▶ **DATA ENTRIES**:
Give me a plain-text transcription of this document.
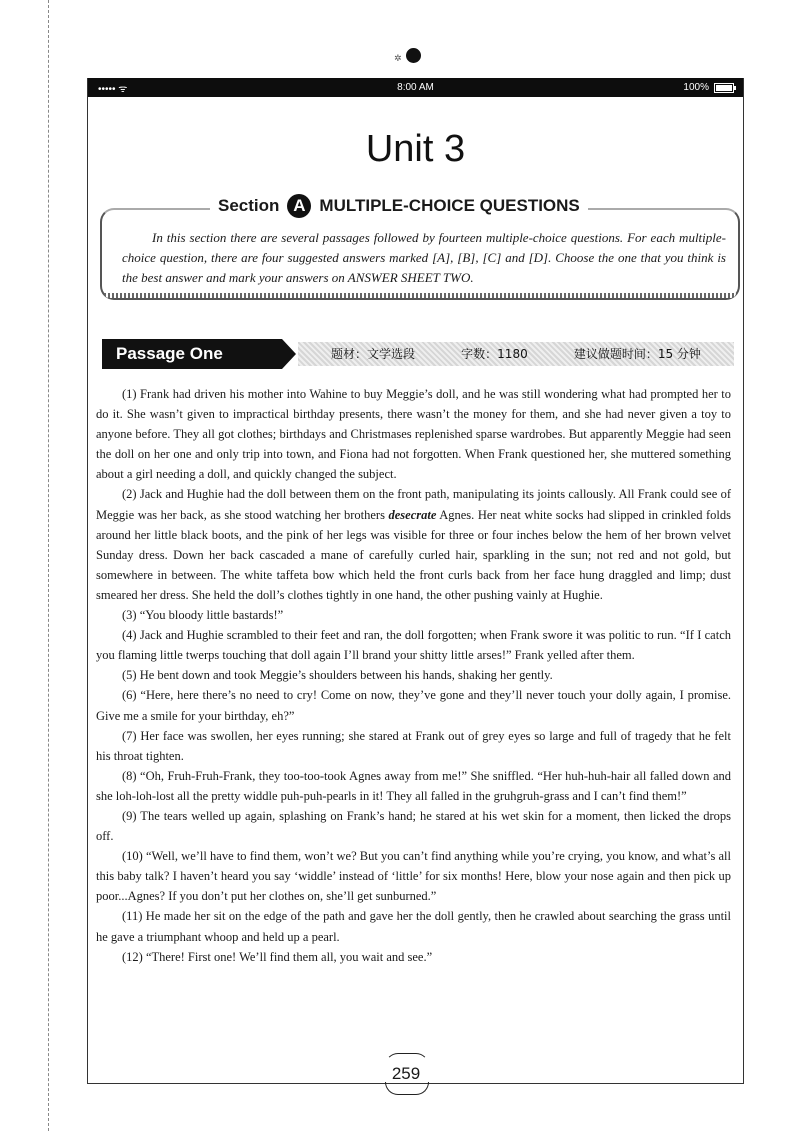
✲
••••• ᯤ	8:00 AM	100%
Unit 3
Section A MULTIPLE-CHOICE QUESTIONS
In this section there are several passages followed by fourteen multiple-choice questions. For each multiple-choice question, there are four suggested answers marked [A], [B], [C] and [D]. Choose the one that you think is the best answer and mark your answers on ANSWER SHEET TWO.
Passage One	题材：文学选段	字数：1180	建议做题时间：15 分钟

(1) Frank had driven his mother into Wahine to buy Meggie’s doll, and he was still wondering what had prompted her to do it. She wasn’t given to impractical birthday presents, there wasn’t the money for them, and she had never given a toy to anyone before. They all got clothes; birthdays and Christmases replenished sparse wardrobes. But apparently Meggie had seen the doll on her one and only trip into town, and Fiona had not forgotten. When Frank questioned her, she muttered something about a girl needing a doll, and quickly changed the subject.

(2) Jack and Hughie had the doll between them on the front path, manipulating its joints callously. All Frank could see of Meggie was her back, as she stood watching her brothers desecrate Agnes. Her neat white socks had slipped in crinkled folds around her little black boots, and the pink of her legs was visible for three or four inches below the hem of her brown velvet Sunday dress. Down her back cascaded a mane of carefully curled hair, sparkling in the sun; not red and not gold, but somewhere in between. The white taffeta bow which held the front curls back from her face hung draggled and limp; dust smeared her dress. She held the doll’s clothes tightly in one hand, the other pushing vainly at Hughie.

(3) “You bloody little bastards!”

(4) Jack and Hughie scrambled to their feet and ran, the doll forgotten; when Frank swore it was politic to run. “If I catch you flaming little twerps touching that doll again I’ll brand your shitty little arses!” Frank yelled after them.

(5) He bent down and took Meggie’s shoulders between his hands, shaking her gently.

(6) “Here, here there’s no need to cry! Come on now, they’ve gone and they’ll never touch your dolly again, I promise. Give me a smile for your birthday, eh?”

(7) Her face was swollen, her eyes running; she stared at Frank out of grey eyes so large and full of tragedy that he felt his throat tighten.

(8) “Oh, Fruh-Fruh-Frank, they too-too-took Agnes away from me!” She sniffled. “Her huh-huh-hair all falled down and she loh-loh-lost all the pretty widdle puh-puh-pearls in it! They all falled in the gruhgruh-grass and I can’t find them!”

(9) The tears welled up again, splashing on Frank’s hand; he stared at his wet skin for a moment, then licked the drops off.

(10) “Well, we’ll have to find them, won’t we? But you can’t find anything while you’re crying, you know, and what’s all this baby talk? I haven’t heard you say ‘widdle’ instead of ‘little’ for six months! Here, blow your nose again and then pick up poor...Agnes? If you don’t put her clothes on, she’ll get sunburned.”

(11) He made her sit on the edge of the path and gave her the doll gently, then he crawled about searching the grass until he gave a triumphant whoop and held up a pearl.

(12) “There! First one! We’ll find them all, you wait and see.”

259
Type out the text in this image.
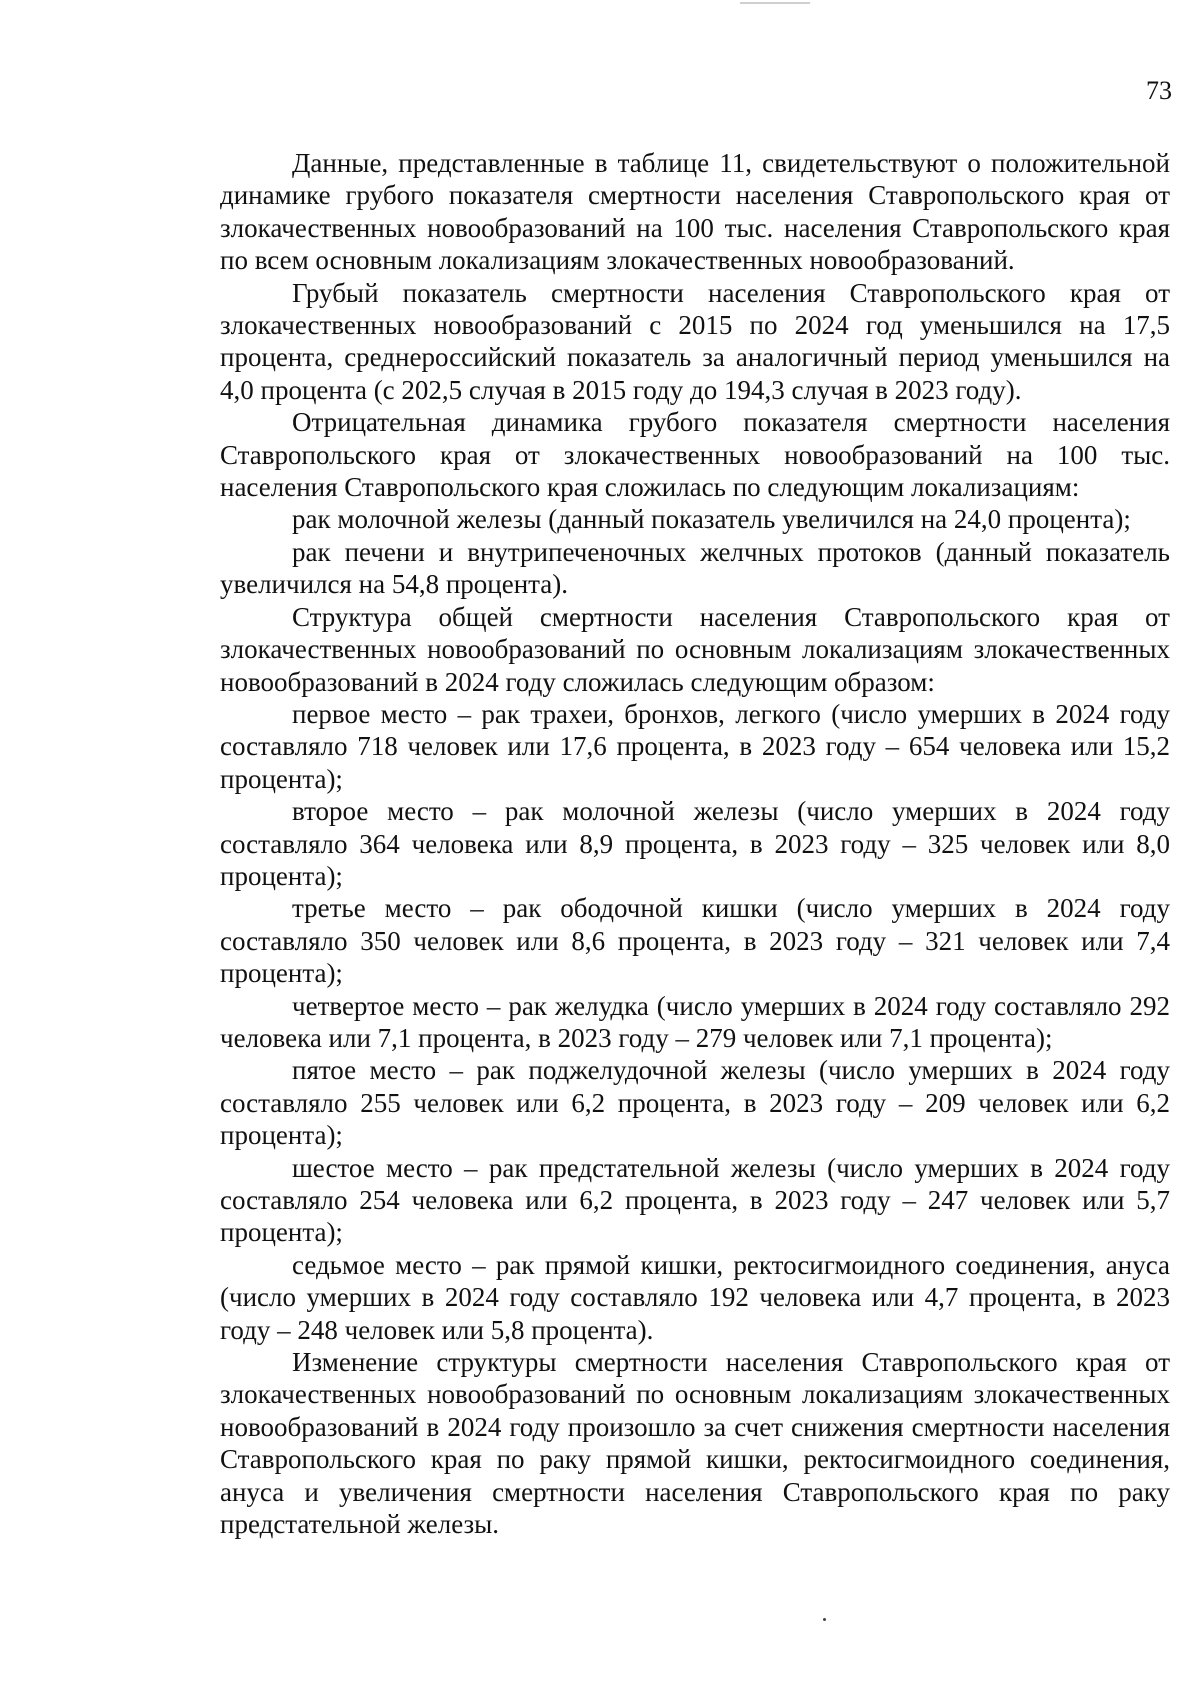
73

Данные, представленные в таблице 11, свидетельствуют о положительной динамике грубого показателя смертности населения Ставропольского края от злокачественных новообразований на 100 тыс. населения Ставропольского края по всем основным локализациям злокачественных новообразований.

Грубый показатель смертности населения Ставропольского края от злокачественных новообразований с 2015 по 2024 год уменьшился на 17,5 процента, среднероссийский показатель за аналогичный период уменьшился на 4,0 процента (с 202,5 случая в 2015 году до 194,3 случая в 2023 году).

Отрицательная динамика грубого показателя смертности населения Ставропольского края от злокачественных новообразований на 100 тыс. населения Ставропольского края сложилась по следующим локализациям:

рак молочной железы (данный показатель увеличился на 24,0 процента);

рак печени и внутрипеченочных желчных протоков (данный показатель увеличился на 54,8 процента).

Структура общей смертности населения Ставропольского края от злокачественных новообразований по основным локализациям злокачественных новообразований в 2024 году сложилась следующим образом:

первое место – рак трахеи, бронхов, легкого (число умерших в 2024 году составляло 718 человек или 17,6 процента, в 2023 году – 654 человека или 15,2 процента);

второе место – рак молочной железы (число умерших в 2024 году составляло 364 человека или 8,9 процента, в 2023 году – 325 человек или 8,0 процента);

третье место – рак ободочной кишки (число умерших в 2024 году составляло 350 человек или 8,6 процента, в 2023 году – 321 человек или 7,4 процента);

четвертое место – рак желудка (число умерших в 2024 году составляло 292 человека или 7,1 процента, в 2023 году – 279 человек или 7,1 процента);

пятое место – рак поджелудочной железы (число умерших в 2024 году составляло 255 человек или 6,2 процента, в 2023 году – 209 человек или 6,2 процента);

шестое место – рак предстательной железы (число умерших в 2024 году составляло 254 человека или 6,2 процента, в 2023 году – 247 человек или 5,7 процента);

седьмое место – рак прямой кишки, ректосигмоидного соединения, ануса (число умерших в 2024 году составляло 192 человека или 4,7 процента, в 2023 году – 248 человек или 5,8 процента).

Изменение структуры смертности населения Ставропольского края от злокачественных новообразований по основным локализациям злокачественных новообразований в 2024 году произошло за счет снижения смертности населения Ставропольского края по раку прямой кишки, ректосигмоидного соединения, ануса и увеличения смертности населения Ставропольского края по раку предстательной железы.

---

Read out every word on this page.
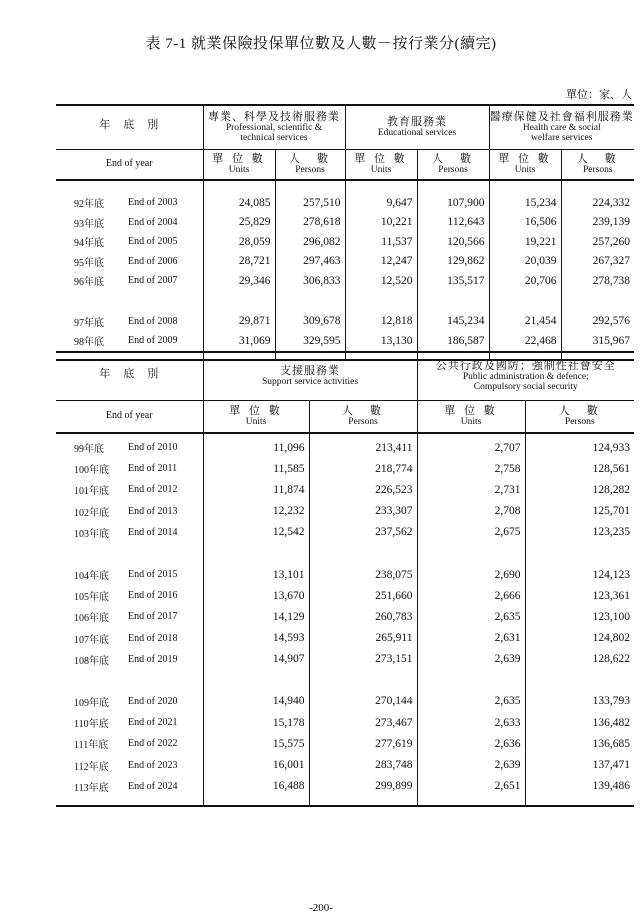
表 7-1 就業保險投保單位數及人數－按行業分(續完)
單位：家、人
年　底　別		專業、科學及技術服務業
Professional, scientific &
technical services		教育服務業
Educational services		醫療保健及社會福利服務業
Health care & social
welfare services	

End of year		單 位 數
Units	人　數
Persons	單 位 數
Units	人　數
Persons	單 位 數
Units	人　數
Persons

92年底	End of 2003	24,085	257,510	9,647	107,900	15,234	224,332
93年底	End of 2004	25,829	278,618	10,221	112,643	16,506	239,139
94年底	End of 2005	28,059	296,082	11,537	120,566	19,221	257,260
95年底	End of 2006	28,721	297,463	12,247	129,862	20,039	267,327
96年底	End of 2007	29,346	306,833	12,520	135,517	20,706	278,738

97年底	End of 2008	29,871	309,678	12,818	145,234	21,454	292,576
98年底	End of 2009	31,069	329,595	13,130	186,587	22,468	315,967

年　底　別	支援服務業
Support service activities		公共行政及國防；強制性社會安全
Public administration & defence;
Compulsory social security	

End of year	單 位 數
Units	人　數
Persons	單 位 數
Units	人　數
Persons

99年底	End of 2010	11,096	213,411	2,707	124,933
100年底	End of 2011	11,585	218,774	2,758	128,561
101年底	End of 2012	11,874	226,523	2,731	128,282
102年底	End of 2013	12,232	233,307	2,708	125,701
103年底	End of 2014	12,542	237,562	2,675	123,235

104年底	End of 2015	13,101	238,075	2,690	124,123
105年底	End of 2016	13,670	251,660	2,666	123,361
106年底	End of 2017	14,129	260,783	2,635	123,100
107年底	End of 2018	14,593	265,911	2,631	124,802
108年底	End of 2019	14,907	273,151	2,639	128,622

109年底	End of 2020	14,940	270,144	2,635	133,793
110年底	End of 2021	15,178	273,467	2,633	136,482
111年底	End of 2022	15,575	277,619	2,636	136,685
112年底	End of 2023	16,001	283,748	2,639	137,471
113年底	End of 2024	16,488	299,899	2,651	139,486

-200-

---

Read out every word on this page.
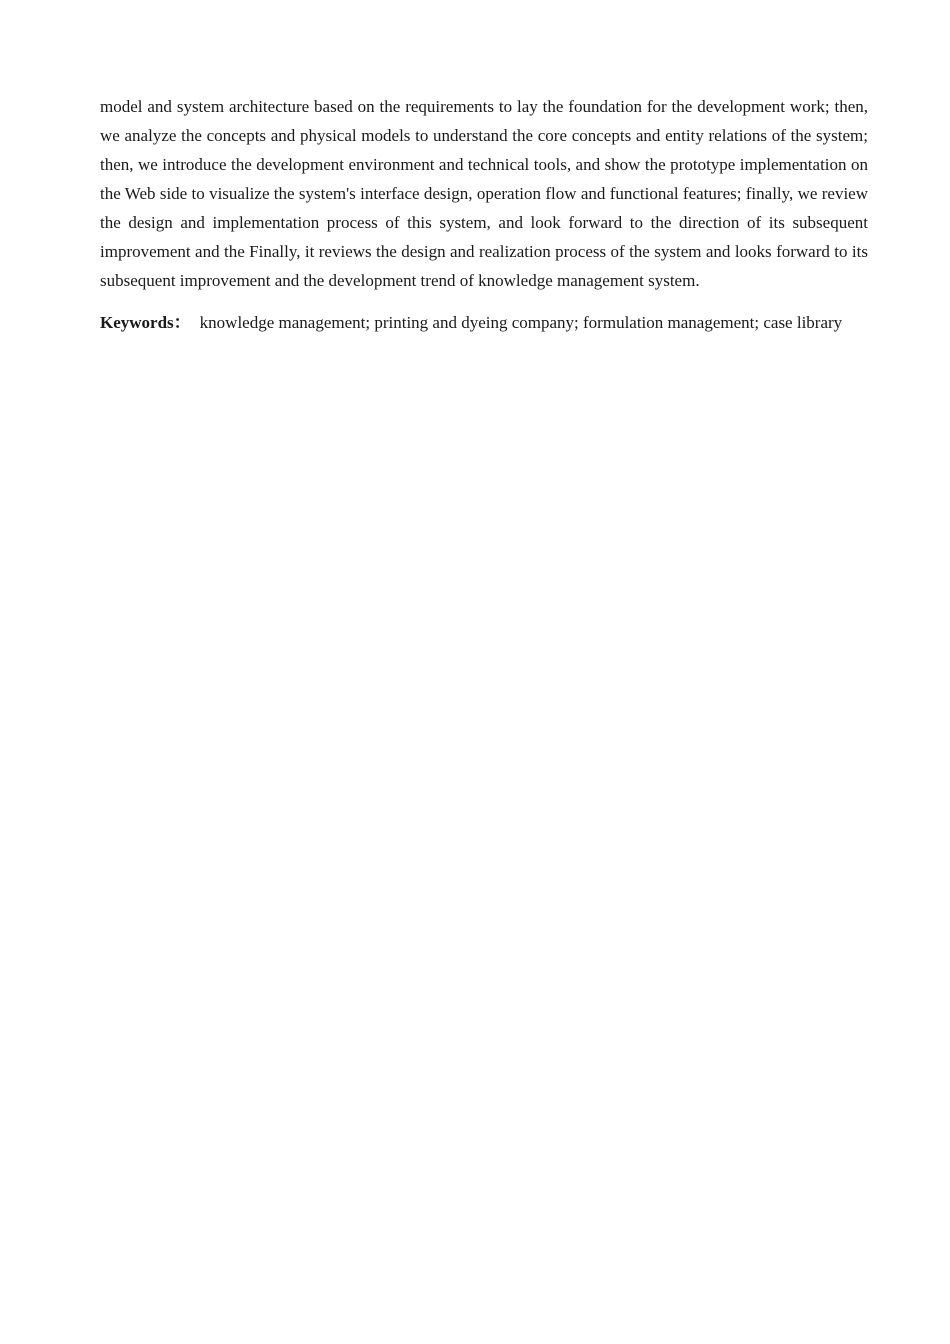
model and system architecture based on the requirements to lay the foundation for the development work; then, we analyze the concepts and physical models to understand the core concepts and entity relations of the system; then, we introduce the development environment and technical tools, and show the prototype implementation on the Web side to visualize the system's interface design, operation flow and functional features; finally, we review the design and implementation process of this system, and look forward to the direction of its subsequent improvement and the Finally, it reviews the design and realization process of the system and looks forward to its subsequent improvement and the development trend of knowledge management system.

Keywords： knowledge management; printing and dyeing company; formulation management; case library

▶ **SHORT PROBLEM**: Find out how many lines in the listing contain the string "that". Give the number alone.

▶ **EXERCISE RESPONSE**: 3